> DATA SUPPLIED
——————————

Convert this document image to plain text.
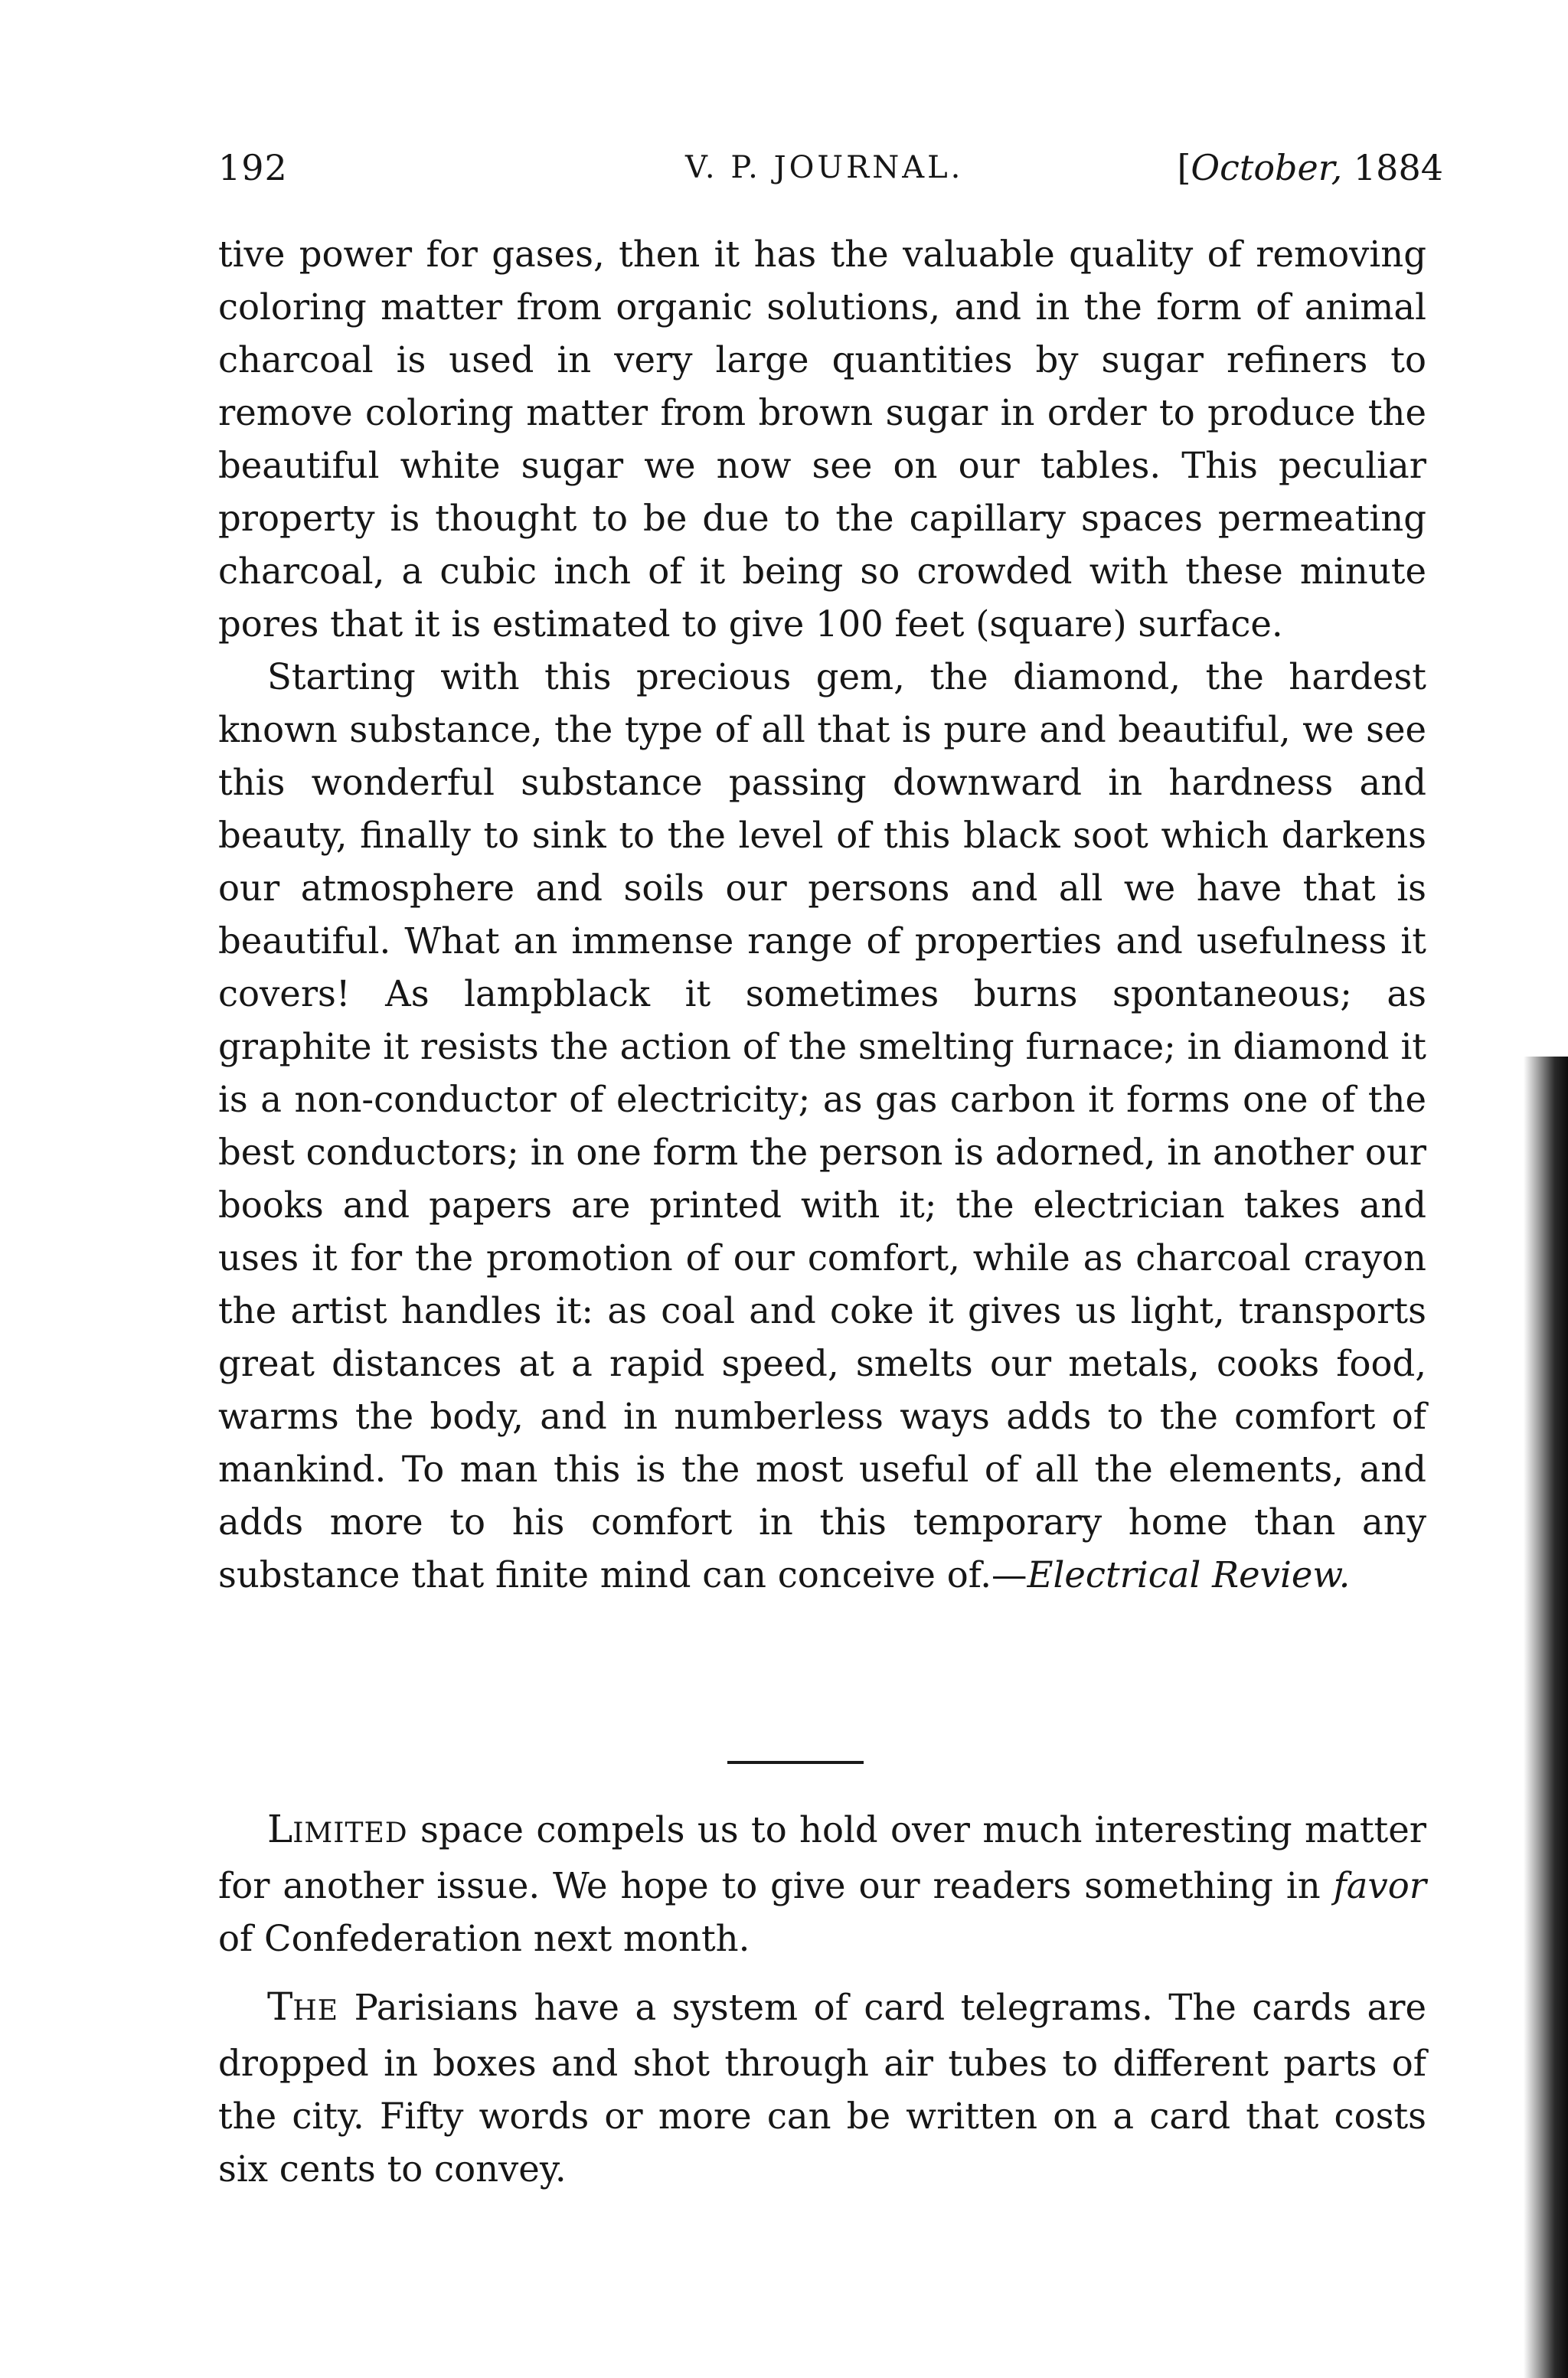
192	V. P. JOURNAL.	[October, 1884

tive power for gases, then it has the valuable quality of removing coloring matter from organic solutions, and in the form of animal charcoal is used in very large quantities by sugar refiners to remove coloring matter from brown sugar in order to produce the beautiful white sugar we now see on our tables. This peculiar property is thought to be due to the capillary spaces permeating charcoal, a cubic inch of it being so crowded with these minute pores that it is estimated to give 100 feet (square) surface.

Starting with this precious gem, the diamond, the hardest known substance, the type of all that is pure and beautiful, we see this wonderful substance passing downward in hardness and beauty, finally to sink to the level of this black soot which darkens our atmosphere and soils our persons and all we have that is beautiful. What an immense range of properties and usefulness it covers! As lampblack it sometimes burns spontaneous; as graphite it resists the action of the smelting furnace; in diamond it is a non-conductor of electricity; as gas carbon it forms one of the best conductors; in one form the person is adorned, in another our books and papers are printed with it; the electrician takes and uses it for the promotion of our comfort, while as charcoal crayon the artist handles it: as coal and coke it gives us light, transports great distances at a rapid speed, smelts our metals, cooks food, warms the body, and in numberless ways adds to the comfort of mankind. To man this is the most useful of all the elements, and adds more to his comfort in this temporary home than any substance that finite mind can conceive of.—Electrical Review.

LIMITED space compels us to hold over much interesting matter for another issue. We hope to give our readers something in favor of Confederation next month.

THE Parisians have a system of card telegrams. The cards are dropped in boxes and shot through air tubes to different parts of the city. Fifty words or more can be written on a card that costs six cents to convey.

——————————

> EXERCISE REQUIREMENTS
Each line that holds the word "matter" is to be copied.

> COMPLETE OUTPUT
tive power for gases, then it has the valuable quality of removing coloring matter from organic solutions, and in the form of animal charcoal is used in very large quantities by sugar refiners to remove coloring matter from brown sugar in order to produce the beautiful white sugar we now see on our tables. This peculiar property is thought to be due to the capillary spaces permeating charcoal, a cubic inch of it being so crowded with these minute pores that it is estimated to give 100 feet (square) surface.
LIMITED space compels us to hold over much interesting matter for another issue. We hope to give our readers something in favor of Confederation next month.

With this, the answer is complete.